In the entries below, count every line with the word "INNER". Return only the count.

══════

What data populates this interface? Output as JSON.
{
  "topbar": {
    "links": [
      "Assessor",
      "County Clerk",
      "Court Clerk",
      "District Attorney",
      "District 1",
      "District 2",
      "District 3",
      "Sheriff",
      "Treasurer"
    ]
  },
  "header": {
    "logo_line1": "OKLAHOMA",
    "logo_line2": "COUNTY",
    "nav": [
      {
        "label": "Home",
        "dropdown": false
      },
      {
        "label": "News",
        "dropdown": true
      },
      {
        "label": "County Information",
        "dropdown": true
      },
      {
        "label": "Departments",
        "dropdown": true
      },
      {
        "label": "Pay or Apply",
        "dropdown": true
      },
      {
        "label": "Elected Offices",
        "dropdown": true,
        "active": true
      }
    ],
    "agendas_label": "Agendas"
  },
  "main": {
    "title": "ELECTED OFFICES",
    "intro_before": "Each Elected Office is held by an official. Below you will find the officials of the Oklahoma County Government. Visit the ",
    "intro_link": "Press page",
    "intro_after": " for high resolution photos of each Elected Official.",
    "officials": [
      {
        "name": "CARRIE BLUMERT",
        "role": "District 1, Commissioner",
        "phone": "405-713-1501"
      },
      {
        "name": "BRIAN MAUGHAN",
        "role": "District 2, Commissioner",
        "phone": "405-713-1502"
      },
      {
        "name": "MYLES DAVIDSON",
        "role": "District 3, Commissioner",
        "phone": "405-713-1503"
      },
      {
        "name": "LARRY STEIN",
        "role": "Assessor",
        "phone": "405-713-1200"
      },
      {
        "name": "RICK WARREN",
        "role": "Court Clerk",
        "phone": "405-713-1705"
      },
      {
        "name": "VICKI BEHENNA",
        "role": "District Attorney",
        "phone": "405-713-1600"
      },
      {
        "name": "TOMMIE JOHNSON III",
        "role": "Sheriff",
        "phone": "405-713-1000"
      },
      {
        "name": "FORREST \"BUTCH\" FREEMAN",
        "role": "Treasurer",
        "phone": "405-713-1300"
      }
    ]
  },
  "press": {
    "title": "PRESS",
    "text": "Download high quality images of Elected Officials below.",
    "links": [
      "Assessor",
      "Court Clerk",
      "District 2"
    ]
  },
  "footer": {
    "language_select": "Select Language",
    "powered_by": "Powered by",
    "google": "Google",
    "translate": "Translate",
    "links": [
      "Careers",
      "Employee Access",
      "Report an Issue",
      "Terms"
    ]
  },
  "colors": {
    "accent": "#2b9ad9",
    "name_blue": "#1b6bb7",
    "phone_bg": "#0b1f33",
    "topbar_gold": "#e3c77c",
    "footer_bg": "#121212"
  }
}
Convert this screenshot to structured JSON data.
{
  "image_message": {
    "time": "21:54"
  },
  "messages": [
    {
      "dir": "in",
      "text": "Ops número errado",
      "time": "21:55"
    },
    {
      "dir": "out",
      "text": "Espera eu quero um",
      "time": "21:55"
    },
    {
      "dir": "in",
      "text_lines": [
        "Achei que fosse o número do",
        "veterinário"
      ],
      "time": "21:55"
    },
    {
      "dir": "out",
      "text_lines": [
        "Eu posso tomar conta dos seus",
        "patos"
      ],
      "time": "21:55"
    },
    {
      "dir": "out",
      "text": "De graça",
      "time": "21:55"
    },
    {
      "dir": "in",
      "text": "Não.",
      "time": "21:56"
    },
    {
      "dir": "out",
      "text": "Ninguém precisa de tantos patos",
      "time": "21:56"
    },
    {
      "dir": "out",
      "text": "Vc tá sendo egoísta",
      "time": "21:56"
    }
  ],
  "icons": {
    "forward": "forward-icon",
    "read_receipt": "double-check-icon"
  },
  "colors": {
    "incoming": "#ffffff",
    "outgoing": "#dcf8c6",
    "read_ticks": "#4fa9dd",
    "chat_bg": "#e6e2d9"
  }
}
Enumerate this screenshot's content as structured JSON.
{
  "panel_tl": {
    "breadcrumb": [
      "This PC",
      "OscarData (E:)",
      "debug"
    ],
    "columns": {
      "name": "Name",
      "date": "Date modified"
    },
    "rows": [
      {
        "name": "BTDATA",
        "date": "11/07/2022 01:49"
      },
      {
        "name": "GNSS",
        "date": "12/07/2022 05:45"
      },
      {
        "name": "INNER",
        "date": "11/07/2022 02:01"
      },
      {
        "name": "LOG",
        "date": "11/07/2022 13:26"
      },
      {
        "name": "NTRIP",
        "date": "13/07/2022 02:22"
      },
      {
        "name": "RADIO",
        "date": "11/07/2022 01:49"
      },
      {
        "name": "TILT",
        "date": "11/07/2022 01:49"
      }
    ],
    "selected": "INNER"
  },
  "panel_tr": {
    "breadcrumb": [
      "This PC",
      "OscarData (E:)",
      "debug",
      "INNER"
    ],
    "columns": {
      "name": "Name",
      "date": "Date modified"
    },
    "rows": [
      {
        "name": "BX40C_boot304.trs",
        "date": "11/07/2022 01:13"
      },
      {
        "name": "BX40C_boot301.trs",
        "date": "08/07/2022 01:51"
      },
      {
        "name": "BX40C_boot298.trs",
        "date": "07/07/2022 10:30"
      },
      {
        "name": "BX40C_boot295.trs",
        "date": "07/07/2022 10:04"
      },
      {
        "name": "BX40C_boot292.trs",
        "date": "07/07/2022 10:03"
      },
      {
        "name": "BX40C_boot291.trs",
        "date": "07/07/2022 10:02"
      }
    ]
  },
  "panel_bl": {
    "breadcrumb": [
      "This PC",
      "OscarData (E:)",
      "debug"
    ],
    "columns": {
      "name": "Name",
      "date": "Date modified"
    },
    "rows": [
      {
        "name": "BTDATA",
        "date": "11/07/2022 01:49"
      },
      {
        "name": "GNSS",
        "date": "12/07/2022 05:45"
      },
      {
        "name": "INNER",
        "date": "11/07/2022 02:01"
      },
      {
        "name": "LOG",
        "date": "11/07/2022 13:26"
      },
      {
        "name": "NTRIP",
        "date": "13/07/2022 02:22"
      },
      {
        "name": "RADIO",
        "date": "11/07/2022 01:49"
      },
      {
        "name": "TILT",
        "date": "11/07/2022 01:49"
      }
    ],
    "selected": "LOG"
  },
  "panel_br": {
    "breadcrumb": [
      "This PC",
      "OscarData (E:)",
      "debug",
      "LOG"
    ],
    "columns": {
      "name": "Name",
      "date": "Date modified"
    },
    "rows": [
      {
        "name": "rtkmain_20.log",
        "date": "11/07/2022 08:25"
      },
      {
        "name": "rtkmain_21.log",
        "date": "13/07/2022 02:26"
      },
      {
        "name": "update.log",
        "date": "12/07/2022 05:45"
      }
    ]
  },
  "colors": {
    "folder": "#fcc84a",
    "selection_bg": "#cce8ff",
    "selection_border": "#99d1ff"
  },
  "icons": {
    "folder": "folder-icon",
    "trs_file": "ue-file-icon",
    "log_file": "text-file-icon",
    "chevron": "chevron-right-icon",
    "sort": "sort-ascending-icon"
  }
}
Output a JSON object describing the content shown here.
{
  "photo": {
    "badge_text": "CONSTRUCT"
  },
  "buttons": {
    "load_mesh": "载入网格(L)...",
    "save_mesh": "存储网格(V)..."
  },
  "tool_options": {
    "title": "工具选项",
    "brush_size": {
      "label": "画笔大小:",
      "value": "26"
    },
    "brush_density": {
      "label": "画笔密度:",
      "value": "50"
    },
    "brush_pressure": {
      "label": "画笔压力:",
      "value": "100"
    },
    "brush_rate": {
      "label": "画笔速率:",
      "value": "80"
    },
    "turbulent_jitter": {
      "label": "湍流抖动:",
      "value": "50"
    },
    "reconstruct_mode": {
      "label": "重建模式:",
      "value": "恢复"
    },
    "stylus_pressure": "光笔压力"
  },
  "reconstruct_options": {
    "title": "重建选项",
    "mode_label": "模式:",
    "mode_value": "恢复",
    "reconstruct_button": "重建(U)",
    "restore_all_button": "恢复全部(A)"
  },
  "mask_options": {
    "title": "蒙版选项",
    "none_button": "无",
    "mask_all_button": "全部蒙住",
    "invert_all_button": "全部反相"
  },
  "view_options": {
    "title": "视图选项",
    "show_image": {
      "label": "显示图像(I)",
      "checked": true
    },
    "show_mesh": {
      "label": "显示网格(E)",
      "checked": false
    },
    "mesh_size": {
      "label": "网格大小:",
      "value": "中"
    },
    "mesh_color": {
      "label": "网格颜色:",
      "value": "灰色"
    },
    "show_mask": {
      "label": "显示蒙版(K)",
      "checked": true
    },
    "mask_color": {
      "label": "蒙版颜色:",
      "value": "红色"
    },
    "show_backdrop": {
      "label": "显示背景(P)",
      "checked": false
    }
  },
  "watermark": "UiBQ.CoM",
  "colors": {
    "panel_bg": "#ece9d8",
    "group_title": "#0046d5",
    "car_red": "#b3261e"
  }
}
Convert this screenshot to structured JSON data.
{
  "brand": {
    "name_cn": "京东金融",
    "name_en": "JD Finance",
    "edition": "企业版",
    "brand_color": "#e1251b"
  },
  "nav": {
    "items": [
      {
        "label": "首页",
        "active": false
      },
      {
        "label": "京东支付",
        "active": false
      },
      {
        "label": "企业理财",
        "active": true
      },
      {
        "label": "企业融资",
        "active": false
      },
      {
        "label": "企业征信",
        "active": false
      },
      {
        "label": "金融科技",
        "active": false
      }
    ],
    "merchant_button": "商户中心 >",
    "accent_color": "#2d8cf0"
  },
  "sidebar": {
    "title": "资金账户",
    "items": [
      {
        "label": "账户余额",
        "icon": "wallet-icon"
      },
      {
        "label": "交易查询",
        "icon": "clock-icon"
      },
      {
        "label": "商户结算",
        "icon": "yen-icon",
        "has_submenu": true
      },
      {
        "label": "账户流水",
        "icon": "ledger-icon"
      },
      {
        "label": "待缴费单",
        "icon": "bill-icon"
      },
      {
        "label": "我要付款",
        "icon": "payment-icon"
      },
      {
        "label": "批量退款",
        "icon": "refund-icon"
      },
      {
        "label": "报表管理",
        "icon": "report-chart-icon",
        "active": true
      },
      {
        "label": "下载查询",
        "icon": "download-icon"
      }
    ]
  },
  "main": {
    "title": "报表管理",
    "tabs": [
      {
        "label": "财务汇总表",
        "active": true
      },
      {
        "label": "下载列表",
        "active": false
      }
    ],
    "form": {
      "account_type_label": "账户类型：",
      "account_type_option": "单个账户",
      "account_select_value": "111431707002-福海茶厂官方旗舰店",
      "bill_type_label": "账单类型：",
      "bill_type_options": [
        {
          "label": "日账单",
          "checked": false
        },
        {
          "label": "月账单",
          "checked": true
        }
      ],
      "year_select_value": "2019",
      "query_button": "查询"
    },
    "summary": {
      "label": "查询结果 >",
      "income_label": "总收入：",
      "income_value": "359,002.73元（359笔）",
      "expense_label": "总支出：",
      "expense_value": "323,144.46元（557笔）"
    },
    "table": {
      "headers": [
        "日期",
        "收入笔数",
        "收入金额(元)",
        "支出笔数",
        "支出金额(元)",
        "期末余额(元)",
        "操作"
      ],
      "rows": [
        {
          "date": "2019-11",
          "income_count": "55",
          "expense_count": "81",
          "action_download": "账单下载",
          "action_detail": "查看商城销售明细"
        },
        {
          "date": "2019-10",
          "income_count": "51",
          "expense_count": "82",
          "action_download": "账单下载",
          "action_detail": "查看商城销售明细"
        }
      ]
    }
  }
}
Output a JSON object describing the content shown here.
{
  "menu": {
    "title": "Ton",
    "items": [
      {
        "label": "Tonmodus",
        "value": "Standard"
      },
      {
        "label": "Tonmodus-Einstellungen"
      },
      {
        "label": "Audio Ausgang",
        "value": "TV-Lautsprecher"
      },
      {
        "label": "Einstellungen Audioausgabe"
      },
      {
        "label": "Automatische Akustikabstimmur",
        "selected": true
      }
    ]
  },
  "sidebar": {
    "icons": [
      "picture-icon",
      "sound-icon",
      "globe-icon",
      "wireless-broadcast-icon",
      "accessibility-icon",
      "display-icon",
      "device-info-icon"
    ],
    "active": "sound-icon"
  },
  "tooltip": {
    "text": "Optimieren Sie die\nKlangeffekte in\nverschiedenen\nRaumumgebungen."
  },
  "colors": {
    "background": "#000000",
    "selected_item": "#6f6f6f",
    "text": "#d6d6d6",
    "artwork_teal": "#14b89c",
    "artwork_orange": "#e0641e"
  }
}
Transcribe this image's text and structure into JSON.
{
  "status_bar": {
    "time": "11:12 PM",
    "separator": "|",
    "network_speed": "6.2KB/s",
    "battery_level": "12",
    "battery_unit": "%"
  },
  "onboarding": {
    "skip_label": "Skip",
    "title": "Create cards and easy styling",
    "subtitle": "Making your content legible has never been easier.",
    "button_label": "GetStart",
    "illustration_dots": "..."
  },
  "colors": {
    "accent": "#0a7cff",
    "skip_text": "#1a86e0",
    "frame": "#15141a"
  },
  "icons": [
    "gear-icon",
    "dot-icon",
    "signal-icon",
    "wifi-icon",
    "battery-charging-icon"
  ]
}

══════

_Task result_: 4